• _EXERCISE GOAL_: In the entries, find all lines that hold the word "legend" and copy them.

Rows from a figure dataset:
* * * * *
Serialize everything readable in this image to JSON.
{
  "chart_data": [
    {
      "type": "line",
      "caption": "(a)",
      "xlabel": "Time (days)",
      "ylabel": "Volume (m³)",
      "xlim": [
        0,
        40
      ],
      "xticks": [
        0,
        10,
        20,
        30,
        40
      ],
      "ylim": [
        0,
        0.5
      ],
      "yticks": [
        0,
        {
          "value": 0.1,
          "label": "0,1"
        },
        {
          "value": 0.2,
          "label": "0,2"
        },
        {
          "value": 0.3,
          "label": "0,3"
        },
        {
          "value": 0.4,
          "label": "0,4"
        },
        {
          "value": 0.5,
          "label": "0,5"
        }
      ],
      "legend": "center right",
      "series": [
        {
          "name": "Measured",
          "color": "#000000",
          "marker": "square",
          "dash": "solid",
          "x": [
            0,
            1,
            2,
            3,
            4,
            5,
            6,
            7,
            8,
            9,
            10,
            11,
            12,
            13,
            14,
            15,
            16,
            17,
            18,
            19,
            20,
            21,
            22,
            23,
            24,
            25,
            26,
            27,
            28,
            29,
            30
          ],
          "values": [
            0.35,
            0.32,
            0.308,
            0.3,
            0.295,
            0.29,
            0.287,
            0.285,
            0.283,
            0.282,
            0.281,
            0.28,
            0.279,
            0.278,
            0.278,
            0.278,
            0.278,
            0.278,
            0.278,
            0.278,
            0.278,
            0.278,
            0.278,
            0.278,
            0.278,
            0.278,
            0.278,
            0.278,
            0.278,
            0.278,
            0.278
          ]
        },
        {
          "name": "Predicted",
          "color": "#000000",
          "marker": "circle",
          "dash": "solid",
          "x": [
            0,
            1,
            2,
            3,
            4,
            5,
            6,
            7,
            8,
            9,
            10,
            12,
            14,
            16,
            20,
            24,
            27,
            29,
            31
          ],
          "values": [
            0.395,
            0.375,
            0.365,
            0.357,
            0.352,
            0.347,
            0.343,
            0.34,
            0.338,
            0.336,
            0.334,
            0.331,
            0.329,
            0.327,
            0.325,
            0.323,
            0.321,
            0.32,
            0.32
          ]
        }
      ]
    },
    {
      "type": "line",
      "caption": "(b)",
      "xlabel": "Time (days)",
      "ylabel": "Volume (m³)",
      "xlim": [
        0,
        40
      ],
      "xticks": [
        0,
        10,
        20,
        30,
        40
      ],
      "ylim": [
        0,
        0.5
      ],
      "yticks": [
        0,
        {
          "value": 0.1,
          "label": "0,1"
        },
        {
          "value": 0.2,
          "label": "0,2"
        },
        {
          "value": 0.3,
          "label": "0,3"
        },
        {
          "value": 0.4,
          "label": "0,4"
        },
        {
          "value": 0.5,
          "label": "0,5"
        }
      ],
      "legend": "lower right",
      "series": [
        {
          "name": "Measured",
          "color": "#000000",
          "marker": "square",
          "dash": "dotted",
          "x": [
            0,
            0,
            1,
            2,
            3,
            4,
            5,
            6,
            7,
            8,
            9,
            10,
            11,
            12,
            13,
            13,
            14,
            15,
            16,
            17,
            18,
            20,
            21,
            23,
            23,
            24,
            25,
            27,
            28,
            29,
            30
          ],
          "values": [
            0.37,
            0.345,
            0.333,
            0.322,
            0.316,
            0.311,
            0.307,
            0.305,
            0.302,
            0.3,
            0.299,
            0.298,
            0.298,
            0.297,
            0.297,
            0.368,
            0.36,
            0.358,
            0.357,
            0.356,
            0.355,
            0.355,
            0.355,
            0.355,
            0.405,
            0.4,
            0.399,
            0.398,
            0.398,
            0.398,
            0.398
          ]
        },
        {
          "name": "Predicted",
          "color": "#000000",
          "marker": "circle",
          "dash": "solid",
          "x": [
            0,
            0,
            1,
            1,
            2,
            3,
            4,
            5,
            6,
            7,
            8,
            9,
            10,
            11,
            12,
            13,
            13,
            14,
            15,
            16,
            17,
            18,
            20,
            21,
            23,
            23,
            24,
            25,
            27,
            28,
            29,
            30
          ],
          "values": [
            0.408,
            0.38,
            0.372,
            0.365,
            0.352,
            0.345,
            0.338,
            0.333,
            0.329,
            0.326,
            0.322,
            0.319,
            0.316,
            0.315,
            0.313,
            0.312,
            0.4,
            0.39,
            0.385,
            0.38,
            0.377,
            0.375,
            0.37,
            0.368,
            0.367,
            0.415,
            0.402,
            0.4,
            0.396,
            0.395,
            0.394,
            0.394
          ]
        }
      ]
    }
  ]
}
* * * * *
• _EXPECTED ANSWER_:
      "legend": "center right",
      "legend": "lower right",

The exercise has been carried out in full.